YOUR INSTRUCTIONS:
Leave out the pictures, then reproduce the rest of the material exactly.

MATERIAL FOR THIS EXERCISE:
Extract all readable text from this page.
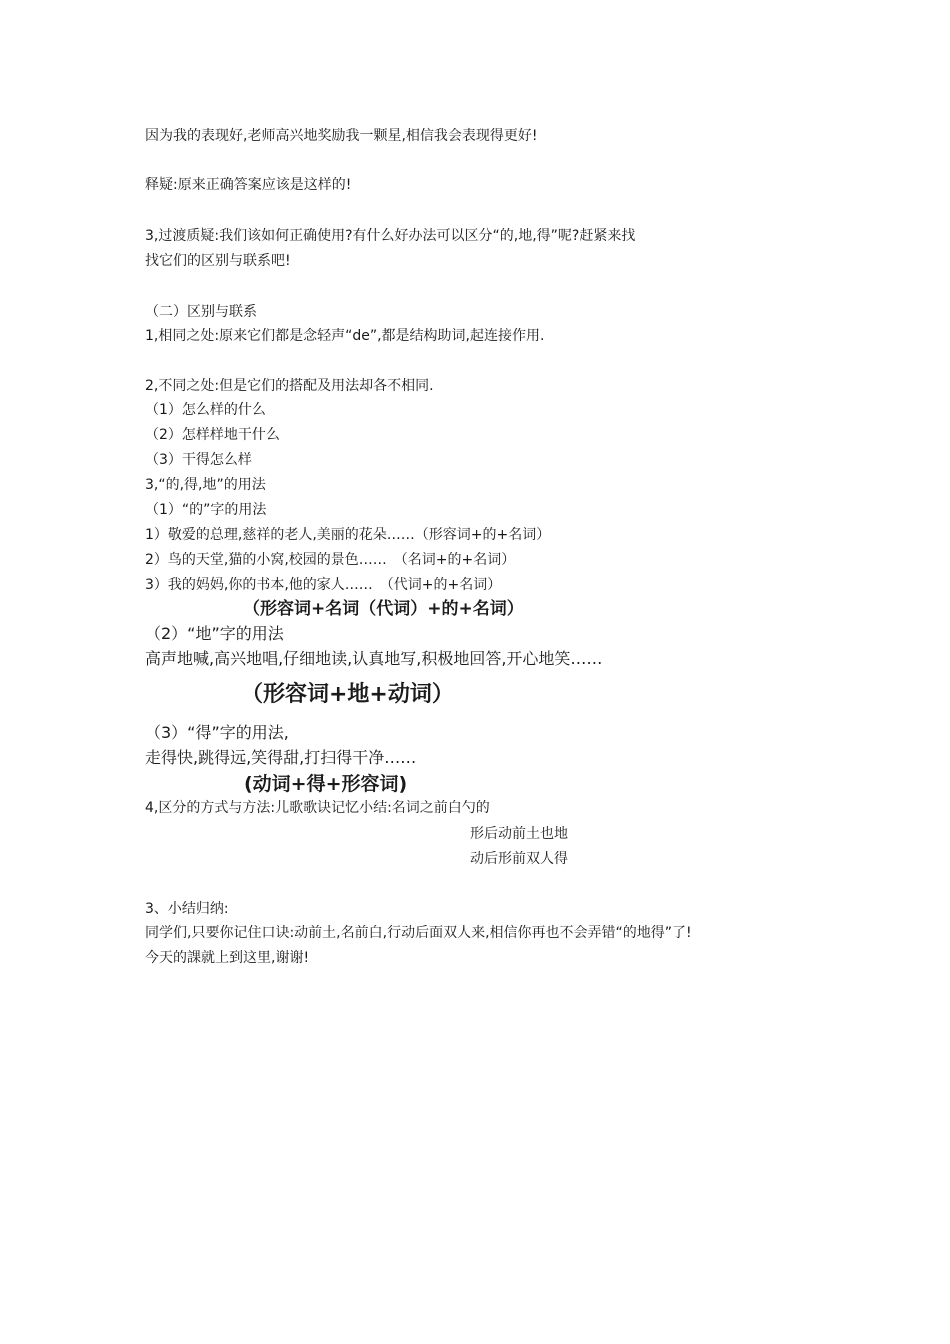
因为我的表现好,老师高兴地奖励我一颗星,相信我会表现得更好!
释疑:原来正确答案应该是这样的!
3,过渡质疑:我们该如何正确使用?有什么好办法可以区分“的,地,得”呢?赶紧来找
找它们的区别与联系吧!
（二）区别与联系
1,相同之处:原来它们都是念轻声“de”,都是结构助词,起连接作用.
2,不同之处:但是它们的搭配及用法却各不相同.
（1）怎么样的什么
（2）怎样样地干什么
（3）干得怎么样
3,“的,得,地”的用法
（1）“的”字的用法
1）敬爱的总理,慈祥的老人,美丽的花朵……（形容词+的+名词）
2）鸟的天堂,猫的小窝,校园的景色……　（名词+的+名词）
3）我的妈妈,你的书本,他的家人……　（代词+的+名词）
（形容词+名词（代词）+的+名词）
（2）“地”字的用法
高声地喊,高兴地唱,仔细地读,认真地写,积极地回答,开心地笑……
（形容词+地+动词）
（3）“得”字的用法,
走得快,跳得远,笑得甜,打扫得干净……
(动词+得+形容词)
4,区分的方式与方法:儿歌歌诀记忆小结:名词之前白勺的
形后动前土也地
动后形前双人得
3、小结归纳:
同学们,只要你记住口诀:动前土,名前白,行动后面双人来,相信你再也不会弄错“的地得”了!
今天的課就上到这里,谢谢!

REPLY TO THE TASK:
Extract all readable text from this page.
因为我的表现好,老师高兴地奖励我一颗星,相信我会表现得更好!
释疑:原来正确答案应该是这样的!
3,过渡质疑:我们该如何正确使用?有什么好办法可以区分“的,地,得”呢?赶紧来找
找它们的区别与联系吧!
（二）区别与联系
1,相同之处:原来它们都是念轻声“de”,都是结构助词,起连接作用.
2,不同之处:但是它们的搭配及用法却各不相同.
（1）怎么样的什么
（2）怎样样地干什么
（3）干得怎么样
3,“的,得,地”的用法
（1）“的”字的用法
1）敬爱的总理,慈祥的老人,美丽的花朵……（形容词+的+名词）
2）鸟的天堂,猫的小窝,校园的景色……　（名词+的+名词）
3）我的妈妈,你的书本,他的家人……　（代词+的+名词）
（形容词+名词（代词）+的+名词）
（2）“地”字的用法
高声地喊,高兴地唱,仔细地读,认真地写,积极地回答,开心地笑……
（形容词+地+动词）
（3）“得”字的用法,
走得快,跳得远,笑得甜,打扫得干净……
(动词+得+形容词)
4,区分的方式与方法:儿歌歌诀记忆小结:名词之前白勺的
形后动前土也地
动后形前双人得
3、小结归纳:
同学们,只要你记住口诀:动前土,名前白,行动后面双人来,相信你再也不会弄错“的地得”了!
今天的課就上到这里,谢谢!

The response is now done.